**Task instructions**
From the entries that follow, list every line in which the string "name" appears.

▬▬▬▬▬▬

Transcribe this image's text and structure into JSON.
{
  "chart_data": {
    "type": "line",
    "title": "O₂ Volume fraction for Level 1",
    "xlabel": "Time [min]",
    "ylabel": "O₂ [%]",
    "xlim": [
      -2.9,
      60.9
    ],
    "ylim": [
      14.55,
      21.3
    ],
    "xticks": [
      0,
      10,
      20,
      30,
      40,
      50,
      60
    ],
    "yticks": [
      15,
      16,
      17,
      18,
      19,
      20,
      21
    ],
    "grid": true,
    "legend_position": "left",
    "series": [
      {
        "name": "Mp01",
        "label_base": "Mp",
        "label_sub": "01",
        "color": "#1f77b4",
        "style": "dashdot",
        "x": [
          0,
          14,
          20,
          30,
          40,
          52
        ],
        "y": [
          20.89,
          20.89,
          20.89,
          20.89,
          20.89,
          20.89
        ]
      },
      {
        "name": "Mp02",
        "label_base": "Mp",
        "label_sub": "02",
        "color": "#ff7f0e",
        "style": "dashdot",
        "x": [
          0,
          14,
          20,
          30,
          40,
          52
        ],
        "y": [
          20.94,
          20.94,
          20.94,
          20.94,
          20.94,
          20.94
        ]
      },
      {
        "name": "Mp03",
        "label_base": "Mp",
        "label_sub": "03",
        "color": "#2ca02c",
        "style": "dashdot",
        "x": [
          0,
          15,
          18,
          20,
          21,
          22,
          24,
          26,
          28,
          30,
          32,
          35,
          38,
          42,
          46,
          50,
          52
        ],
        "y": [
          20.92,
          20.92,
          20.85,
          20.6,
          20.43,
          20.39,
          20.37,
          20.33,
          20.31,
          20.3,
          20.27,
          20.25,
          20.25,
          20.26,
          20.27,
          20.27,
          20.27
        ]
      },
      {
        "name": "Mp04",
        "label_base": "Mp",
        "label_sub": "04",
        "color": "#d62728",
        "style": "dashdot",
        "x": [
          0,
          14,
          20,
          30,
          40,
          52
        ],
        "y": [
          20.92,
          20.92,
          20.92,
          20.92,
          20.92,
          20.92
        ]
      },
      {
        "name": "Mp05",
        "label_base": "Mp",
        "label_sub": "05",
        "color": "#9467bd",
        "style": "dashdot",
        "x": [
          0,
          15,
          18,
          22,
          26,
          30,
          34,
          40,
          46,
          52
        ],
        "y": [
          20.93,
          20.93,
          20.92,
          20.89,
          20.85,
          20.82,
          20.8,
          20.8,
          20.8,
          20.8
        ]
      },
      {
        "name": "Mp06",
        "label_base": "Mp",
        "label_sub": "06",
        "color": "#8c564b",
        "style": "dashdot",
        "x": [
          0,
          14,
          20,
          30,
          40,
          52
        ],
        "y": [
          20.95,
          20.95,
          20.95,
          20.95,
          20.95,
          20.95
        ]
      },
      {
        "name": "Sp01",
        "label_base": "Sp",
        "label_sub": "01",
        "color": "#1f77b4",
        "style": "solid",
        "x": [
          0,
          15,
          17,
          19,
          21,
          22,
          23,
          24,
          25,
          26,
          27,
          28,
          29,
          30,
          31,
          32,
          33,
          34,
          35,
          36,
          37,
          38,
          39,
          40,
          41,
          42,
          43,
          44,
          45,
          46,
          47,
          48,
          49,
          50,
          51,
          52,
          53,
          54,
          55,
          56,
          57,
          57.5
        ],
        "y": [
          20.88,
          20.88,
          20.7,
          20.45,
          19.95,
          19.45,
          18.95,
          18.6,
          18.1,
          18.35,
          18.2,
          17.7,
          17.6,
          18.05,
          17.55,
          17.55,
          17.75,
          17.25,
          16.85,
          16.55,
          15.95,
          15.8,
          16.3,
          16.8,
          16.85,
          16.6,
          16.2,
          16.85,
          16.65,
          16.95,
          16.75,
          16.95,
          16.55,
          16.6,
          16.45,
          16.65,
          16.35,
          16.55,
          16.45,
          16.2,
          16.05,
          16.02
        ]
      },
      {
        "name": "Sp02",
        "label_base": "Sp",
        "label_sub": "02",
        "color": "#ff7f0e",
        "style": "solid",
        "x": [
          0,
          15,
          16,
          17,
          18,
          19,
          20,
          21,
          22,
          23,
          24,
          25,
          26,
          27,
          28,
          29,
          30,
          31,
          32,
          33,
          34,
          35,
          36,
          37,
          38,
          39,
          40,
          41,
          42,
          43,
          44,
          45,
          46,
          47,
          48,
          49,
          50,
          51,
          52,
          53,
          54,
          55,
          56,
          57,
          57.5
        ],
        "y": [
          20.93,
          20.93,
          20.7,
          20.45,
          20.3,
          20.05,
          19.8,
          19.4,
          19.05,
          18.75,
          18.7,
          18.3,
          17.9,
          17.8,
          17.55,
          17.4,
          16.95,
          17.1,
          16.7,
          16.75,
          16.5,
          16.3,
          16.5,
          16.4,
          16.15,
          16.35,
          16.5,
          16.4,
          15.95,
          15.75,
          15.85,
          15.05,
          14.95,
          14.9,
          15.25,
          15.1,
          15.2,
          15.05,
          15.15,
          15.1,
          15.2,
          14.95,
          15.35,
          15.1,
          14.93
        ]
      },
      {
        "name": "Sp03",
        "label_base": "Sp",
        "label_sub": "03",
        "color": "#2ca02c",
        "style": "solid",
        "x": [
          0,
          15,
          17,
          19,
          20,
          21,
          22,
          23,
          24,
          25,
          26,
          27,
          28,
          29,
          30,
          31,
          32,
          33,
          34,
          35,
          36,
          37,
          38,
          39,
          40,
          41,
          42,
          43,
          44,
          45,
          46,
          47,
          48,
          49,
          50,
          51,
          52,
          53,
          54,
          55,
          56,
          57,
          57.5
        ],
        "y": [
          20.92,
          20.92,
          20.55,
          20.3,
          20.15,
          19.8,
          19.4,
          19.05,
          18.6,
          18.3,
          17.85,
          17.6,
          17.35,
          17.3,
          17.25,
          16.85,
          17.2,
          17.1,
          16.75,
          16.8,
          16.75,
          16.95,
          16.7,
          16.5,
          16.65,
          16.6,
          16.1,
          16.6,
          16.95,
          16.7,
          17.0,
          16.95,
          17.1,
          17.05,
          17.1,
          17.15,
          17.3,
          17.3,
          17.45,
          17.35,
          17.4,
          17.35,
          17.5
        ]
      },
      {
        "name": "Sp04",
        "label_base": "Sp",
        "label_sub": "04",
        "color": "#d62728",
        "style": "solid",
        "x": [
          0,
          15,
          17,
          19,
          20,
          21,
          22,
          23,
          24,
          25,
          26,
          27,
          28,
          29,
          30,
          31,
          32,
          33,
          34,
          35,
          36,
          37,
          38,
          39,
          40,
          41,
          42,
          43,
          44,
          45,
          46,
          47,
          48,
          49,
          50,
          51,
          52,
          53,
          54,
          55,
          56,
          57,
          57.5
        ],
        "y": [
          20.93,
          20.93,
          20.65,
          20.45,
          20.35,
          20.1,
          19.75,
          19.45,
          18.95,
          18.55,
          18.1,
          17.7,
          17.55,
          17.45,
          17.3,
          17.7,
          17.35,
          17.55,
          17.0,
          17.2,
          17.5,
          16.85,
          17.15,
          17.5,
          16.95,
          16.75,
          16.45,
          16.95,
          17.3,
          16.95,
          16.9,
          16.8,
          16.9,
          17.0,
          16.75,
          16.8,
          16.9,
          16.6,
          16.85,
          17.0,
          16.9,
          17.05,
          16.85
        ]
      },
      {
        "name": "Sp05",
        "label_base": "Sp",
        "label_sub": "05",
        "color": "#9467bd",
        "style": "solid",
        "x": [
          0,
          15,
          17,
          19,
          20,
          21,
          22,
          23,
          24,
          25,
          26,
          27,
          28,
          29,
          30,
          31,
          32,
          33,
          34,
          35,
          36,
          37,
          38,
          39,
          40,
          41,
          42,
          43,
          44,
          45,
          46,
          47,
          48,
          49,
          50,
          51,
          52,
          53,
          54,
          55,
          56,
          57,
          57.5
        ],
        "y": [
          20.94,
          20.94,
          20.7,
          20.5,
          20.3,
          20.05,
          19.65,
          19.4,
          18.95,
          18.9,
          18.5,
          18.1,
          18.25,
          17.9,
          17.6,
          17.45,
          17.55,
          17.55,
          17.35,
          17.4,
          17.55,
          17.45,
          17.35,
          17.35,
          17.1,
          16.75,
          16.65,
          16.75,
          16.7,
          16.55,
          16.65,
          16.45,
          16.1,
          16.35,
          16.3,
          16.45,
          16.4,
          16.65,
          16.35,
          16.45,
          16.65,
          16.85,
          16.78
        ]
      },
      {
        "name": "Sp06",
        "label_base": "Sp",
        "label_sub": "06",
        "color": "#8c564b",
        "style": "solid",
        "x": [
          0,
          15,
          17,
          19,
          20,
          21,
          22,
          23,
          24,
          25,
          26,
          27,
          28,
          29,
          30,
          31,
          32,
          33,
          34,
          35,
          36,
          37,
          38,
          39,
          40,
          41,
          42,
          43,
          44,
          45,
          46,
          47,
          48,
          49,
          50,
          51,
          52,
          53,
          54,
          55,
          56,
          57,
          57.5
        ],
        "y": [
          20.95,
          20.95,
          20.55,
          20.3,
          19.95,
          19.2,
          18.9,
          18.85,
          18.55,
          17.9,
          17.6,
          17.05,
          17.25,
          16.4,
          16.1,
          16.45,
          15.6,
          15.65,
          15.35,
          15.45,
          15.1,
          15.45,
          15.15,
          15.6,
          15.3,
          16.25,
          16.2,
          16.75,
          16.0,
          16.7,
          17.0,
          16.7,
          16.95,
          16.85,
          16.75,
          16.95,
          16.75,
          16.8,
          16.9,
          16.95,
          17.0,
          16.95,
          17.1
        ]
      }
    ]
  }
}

▬▬▬▬▬▬

**Full solution**
        "name": "Mp01",
        "name": "Mp02",
        "name": "Mp03",
        "name": "Mp04",
        "name": "Mp05",
        "name": "Mp06",
        "name": "Sp01",
        "name": "Sp02",
        "name": "Sp03",
        "name": "Sp04",
        "name": "Sp05",
        "name": "Sp06",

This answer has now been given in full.